*EXERCISE*
Restate the entries below verbatim.

*RECORDS SHOWN*
* * * * * * * * *
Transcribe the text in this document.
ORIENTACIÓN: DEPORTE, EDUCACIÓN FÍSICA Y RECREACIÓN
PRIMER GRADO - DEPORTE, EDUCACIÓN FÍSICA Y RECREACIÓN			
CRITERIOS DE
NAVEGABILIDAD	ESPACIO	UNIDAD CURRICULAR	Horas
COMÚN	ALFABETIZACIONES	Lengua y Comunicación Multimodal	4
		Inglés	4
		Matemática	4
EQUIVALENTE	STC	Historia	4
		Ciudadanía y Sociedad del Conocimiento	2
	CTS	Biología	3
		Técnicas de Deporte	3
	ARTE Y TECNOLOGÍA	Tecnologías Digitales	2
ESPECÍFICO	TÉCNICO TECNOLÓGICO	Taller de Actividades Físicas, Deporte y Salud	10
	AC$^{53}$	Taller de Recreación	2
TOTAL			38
* * * * * * * * *
*RESULT BELOW*
Transcribe the text in this document.
ORIENTACIÓN: DEPORTE, EDUCACIÓN FÍSICA Y RECREACIÓN
PRIMER GRADO - DEPORTE, EDUCACIÓN FÍSICA Y RECREACIÓN			
CRITERIOS DE
NAVEGABILIDAD	ESPACIO	UNIDAD CURRICULAR	Horas
COMÚN	ALFABETIZACIONES	Lengua y Comunicación Multimodal	4
		Inglés	4
		Matemática	4
EQUIVALENTE	STC	Historia	4
		Ciudadanía y Sociedad del Conocimiento	2
	CTS	Biología	3
		Técnicas de Deporte	3
	ARTE Y TECNOLOGÍA	Tecnologías Digitales	2
ESPECÍFICO	TÉCNICO TECNOLÓGICO	Taller de Actividades Físicas, Deporte y Salud	10
	AC$^{53}$	Taller de Recreación	2
TOTAL			38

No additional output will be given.